### Saved entries
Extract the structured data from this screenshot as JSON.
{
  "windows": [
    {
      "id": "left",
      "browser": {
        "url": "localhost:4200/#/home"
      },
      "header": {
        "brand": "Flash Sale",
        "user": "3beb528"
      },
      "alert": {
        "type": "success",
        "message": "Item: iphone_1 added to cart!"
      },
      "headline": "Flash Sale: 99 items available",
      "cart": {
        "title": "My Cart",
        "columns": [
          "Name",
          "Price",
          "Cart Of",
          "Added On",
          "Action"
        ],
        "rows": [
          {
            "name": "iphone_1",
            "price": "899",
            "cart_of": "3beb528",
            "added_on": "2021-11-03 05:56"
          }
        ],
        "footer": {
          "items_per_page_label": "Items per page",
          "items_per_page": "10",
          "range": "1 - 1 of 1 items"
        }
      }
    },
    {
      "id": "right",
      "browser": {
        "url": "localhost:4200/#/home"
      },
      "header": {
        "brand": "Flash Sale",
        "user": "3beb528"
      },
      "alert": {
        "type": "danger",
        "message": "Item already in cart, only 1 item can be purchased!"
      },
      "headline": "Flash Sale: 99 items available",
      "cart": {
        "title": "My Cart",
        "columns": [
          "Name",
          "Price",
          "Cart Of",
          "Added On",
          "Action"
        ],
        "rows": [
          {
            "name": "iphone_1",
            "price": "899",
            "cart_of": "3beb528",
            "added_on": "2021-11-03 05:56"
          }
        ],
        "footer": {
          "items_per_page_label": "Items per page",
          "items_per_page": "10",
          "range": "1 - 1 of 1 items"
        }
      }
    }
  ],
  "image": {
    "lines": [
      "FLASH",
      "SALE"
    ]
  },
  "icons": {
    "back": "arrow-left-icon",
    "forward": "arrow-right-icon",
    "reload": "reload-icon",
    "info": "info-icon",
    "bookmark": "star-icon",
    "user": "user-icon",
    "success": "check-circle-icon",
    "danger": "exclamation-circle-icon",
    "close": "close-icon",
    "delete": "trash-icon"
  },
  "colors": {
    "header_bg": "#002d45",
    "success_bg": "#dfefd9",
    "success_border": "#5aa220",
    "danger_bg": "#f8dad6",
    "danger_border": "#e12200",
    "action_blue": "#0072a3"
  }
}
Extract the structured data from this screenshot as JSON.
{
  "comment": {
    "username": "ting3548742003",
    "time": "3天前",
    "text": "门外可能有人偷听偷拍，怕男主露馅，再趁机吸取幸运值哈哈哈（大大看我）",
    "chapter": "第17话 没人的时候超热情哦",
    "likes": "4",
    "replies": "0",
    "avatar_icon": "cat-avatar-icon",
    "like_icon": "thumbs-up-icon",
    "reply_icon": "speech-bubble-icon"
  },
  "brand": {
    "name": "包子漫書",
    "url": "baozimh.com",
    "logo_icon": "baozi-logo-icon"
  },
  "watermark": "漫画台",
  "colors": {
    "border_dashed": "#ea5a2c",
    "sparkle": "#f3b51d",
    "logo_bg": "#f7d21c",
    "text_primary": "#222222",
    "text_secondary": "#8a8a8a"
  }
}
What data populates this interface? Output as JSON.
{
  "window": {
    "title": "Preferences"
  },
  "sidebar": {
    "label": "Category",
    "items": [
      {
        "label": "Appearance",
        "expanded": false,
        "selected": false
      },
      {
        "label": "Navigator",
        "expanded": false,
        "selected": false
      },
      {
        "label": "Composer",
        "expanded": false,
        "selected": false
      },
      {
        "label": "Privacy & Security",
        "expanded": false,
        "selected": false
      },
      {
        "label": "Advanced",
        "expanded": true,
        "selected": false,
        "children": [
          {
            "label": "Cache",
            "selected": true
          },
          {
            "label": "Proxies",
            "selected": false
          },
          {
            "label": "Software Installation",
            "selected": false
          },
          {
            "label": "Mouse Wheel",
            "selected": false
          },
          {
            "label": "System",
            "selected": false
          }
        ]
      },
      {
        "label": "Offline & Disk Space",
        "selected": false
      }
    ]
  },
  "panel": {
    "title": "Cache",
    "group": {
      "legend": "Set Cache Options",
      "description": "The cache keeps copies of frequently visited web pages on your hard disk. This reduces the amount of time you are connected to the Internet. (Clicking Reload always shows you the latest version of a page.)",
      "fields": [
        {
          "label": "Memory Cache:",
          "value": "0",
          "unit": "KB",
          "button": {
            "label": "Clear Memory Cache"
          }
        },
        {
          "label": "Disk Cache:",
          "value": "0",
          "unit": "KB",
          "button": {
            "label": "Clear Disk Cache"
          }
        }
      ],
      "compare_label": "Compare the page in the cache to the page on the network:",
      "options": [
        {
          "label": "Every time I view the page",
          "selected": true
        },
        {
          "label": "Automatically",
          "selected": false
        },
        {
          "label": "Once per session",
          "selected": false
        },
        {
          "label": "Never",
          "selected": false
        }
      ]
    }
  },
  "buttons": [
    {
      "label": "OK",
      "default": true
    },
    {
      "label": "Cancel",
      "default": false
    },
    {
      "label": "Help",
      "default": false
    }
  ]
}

### Objective
Print the entries exactly. Include every one.

### Answer to the problem
Extract the structured data from this screenshot as JSON.
{
  "windows": [
    {
      "id": "left",
      "browser": {
        "url": "localhost:4200/#/home"
      },
      "header": {
        "brand": "Flash Sale",
        "user": "3beb528"
      },
      "alert": {
        "type": "success",
        "message": "Item: iphone_1 added to cart!"
      },
      "headline": "Flash Sale: 99 items available",
      "cart": {
        "title": "My Cart",
        "columns": [
          "Name",
          "Price",
          "Cart Of",
          "Added On",
          "Action"
        ],
        "rows": [
          {
            "name": "iphone_1",
            "price": "899",
            "cart_of": "3beb528",
            "added_on": "2021-11-03 05:56"
          }
        ],
        "footer": {
          "items_per_page_label": "Items per page",
          "items_per_page": "10",
          "range": "1 - 1 of 1 items"
        }
      }
    },
    {
      "id": "right",
      "browser": {
        "url": "localhost:4200/#/home"
      },
      "header": {
        "brand": "Flash Sale",
        "user": "3beb528"
      },
      "alert": {
        "type": "danger",
        "message": "Item already in cart, only 1 item can be purchased!"
      },
      "headline": "Flash Sale: 99 items available",
      "cart": {
        "title": "My Cart",
        "columns": [
          "Name",
          "Price",
          "Cart Of",
          "Added On",
          "Action"
        ],
        "rows": [
          {
            "name": "iphone_1",
            "price": "899",
            "cart_of": "3beb528",
            "added_on": "2021-11-03 05:56"
          }
        ],
        "footer": {
          "items_per_page_label": "Items per page",
          "items_per_page": "10",
          "range": "1 - 1 of 1 items"
        }
      }
    }
  ],
  "image": {
    "lines": [
      "FLASH",
      "SALE"
    ]
  },
  "icons": {
    "back": "arrow-left-icon",
    "forward": "arrow-right-icon",
    "reload": "reload-icon",
    "info": "info-icon",
    "bookmark": "star-icon",
    "user": "user-icon",
    "success": "check-circle-icon",
    "danger": "exclamation-circle-icon",
    "close": "close-icon",
    "delete": "trash-icon"
  },
  "colors": {
    "header_bg": "#002d45",
    "success_bg": "#dfefd9",
    "success_border": "#5aa220",
    "danger_bg": "#f8dad6",
    "danger_border": "#e12200",
    "action_blue": "#0072a3"
  }
}
Extract the structured data from this screenshot as JSON.
{
  "comment": {
    "username": "ting3548742003",
    "time": "3天前",
    "text": "门外可能有人偷听偷拍，怕男主露馅，再趁机吸取幸运值哈哈哈（大大看我）",
    "chapter": "第17话 没人的时候超热情哦",
    "likes": "4",
    "replies": "0",
    "avatar_icon": "cat-avatar-icon",
    "like_icon": "thumbs-up-icon",
    "reply_icon": "speech-bubble-icon"
  },
  "brand": {
    "name": "包子漫書",
    "url": "baozimh.com",
    "logo_icon": "baozi-logo-icon"
  },
  "watermark": "漫画台",
  "colors": {
    "border_dashed": "#ea5a2c",
    "sparkle": "#f3b51d",
    "logo_bg": "#f7d21c",
    "text_primary": "#222222",
    "text_secondary": "#8a8a8a"
  }
}
What data populates this interface? Output as JSON.
{
  "window": {
    "title": "Preferences"
  },
  "sidebar": {
    "label": "Category",
    "items": [
      {
        "label": "Appearance",
        "expanded": false,
        "selected": false
      },
      {
        "label": "Navigator",
        "expanded": false,
        "selected": false
      },
      {
        "label": "Composer",
        "expanded": false,
        "selected": false
      },
      {
        "label": "Privacy & Security",
        "expanded": false,
        "selected": false
      },
      {
        "label": "Advanced",
        "expanded": true,
        "selected": false,
        "children": [
          {
            "label": "Cache",
            "selected": true
          },
          {
            "label": "Proxies",
            "selected": false
          },
          {
            "label": "Software Installation",
            "selected": false
          },
          {
            "label": "Mouse Wheel",
            "selected": false
          },
          {
            "label": "System",
            "selected": false
          }
        ]
      },
      {
        "label": "Offline & Disk Space",
        "selected": false
      }
    ]
  },
  "panel": {
    "title": "Cache",
    "group": {
      "legend": "Set Cache Options",
      "description": "The cache keeps copies of frequently visited web pages on your hard disk. This reduces the amount of time you are connected to the Internet. (Clicking Reload always shows you the latest version of a page.)",
      "fields": [
        {
          "label": "Memory Cache:",
          "value": "0",
          "unit": "KB",
          "button": {
            "label": "Clear Memory Cache"
          }
        },
        {
          "label": "Disk Cache:",
          "value": "0",
          "unit": "KB",
          "button": {
            "label": "Clear Disk Cache"
          }
        }
      ],
      "compare_label": "Compare the page in the cache to the page on the network:",
      "options": [
        {
          "label": "Every time I view the page",
          "selected": true
        },
        {
          "label": "Automatically",
          "selected": false
        },
        {
          "label": "Once per session",
          "selected": false
        },
        {
          "label": "Never",
          "selected": false
        }
      ]
    }
  },
  "buttons": [
    {
      "label": "OK",
      "default": true
    },
    {
      "label": "Cancel",
      "default": false
    },
    {
      "label": "Help",
      "default": false
    }
  ]
}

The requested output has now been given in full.